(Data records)
────

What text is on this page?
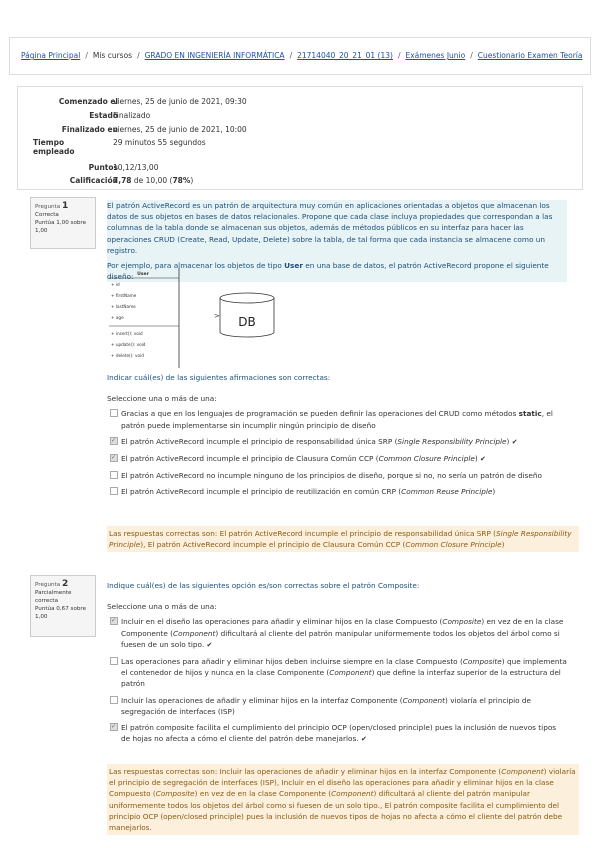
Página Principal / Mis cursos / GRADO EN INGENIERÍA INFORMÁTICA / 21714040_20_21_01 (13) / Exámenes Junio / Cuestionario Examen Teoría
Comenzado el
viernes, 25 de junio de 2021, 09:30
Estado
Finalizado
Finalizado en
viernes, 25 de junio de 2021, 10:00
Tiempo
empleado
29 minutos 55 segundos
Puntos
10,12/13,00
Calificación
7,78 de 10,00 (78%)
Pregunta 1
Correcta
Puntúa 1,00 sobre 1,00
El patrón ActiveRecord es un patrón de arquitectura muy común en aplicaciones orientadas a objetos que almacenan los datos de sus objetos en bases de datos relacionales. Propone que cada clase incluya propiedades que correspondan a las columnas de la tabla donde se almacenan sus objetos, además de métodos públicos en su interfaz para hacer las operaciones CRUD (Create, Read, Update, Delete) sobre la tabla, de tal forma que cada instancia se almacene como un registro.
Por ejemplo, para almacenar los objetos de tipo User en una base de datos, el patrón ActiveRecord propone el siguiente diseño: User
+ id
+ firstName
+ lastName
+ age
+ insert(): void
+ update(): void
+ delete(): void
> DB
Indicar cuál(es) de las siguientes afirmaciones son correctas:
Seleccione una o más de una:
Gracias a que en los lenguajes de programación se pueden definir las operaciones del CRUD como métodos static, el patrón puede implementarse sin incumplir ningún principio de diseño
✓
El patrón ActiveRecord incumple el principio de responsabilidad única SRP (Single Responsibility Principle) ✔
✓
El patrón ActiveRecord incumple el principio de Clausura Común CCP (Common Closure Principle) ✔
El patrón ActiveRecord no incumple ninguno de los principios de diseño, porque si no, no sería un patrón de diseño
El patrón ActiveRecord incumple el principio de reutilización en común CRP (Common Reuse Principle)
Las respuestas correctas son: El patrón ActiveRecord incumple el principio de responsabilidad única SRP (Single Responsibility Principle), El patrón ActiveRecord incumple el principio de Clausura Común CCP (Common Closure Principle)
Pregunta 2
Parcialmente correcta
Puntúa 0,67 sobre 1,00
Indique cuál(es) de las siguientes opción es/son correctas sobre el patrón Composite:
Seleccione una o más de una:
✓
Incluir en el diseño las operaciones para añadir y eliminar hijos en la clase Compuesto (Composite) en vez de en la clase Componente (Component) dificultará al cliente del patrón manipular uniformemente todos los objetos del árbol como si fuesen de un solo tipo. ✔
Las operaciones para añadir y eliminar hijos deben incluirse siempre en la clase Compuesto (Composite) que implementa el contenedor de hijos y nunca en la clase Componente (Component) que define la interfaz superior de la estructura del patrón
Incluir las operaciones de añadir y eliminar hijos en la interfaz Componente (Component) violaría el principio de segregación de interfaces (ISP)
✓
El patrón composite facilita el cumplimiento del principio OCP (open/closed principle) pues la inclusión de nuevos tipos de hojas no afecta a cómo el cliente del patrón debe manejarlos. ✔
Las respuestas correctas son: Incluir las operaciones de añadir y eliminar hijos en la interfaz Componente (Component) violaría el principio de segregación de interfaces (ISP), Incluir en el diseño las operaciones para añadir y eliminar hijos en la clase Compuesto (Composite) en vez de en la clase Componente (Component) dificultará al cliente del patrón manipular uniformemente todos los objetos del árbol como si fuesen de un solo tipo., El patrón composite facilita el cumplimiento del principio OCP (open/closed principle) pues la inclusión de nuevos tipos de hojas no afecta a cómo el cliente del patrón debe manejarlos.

────

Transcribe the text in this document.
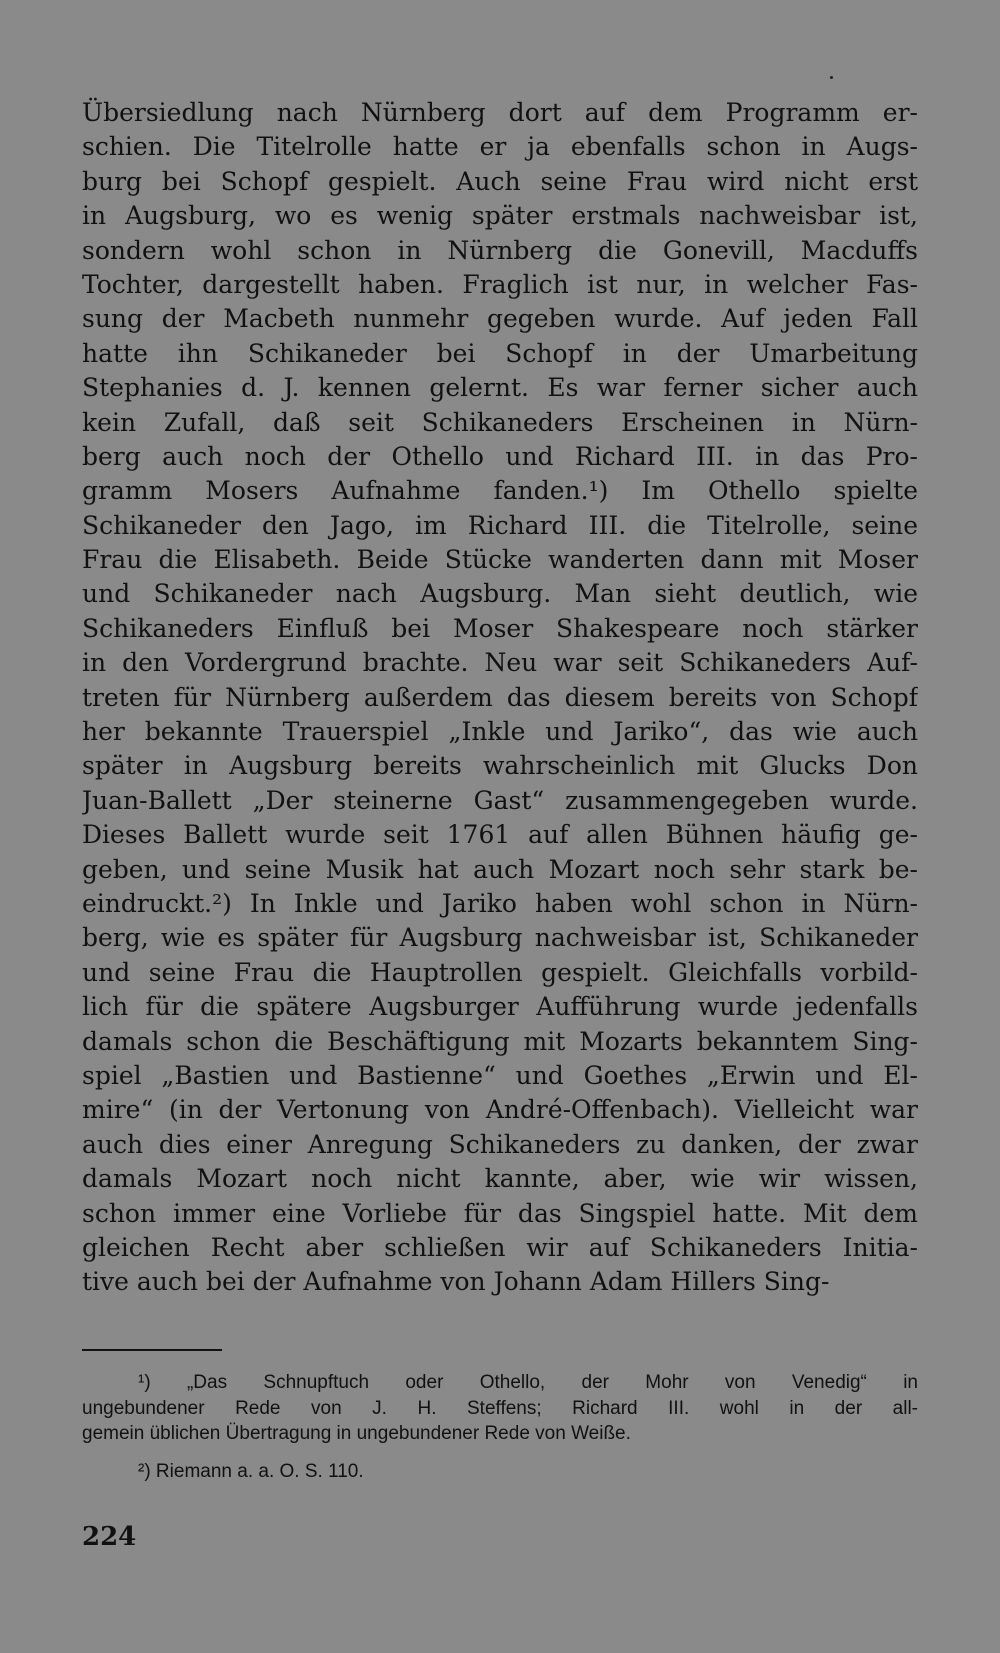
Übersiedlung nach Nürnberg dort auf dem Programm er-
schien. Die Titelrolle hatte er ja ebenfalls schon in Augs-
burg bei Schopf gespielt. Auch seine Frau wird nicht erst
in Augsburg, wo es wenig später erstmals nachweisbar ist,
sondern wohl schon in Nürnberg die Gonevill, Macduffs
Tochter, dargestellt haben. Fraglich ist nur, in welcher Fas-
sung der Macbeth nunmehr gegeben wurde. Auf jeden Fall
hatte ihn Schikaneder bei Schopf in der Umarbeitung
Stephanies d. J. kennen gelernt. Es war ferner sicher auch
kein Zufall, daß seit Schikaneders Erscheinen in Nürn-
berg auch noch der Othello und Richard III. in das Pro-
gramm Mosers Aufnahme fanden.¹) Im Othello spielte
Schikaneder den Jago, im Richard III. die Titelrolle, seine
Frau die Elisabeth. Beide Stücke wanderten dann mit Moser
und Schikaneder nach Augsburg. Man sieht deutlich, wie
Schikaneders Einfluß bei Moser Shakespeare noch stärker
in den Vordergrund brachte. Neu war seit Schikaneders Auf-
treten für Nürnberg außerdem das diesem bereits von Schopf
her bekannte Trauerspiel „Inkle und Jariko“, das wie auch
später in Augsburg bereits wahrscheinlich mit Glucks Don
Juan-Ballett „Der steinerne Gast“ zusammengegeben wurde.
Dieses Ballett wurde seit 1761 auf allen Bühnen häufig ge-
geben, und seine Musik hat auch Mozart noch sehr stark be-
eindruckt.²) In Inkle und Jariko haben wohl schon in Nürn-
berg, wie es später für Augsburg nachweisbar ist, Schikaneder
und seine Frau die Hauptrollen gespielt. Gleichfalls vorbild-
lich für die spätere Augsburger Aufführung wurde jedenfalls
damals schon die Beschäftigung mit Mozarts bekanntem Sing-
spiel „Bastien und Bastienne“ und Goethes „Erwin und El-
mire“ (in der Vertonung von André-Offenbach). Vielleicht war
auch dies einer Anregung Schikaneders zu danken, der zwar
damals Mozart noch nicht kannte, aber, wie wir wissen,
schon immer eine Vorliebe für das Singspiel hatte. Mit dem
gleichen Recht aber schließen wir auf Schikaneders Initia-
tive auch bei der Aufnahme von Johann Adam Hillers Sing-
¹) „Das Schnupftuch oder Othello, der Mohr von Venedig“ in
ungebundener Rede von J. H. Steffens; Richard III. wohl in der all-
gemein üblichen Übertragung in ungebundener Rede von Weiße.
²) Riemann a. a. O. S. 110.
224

────

> [Prompt] Say, as a single number and nothing more, how many lines of the entries contain the word "Clausura".

> [Solution to this task] 2